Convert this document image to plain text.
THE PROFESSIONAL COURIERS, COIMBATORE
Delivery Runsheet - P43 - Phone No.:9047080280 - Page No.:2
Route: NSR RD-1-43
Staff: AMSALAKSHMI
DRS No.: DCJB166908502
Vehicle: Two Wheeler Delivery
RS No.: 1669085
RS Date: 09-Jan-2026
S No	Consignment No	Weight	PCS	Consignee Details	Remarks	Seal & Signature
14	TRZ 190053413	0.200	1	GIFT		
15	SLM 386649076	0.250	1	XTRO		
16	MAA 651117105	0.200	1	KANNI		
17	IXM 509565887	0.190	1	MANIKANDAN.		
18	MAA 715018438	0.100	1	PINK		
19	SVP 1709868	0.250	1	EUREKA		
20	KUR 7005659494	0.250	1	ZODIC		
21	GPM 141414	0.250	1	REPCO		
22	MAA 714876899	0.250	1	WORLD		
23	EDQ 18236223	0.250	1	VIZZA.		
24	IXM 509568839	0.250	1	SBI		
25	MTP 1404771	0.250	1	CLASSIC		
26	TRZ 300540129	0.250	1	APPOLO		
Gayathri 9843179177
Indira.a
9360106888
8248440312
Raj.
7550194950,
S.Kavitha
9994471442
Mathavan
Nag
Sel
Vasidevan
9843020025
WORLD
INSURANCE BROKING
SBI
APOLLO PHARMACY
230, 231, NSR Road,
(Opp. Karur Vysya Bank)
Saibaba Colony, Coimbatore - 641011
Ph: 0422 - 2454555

☆ ☆ ☆ ☆ ☆

» **PROBLEM REQUIREMENTS**
Extract each line of the material exactly as it stands.

» **WORKED ANSWER**
Convert this document image to plain text.
THE PROFESSIONAL COURIERS, COIMBATORE
Delivery Runsheet - P43 - Phone No.:9047080280 - Page No.:2
Route: NSR RD-1-43
Staff: AMSALAKSHMI
DRS No.: DCJB166908502
Vehicle: Two Wheeler Delivery
RS No.: 1669085
RS Date: 09-Jan-2026
S No	Consignment No	Weight	PCS	Consignee Details	Remarks	Seal & Signature
14	TRZ 190053413	0.200	1	GIFT		
15	SLM 386649076	0.250	1	XTRO		
16	MAA 651117105	0.200	1	KANNI		
17	IXM 509565887	0.190	1	MANIKANDAN.		
18	MAA 715018438	0.100	1	PINK		
19	SVP 1709868	0.250	1	EUREKA		
20	KUR 7005659494	0.250	1	ZODIC		
21	GPM 141414	0.250	1	REPCO		
22	MAA 714876899	0.250	1	WORLD		
23	EDQ 18236223	0.250	1	VIZZA.		
24	IXM 509568839	0.250	1	SBI		
25	MTP 1404771	0.250	1	CLASSIC		
26	TRZ 300540129	0.250	1	APPOLO		
Gayathri 9843179177
Indira.a
9360106888
8248440312
Raj.
7550194950,
S.Kavitha
9994471442
Mathavan
Nag
Sel
Vasidevan
9843020025
WORLD
INSURANCE BROKING
SBI
APOLLO PHARMACY
230, 231, NSR Road,
(Opp. Karur Vysya Bank)
Saibaba Colony, Coimbatore - 641011
Ph: 0422 - 2454555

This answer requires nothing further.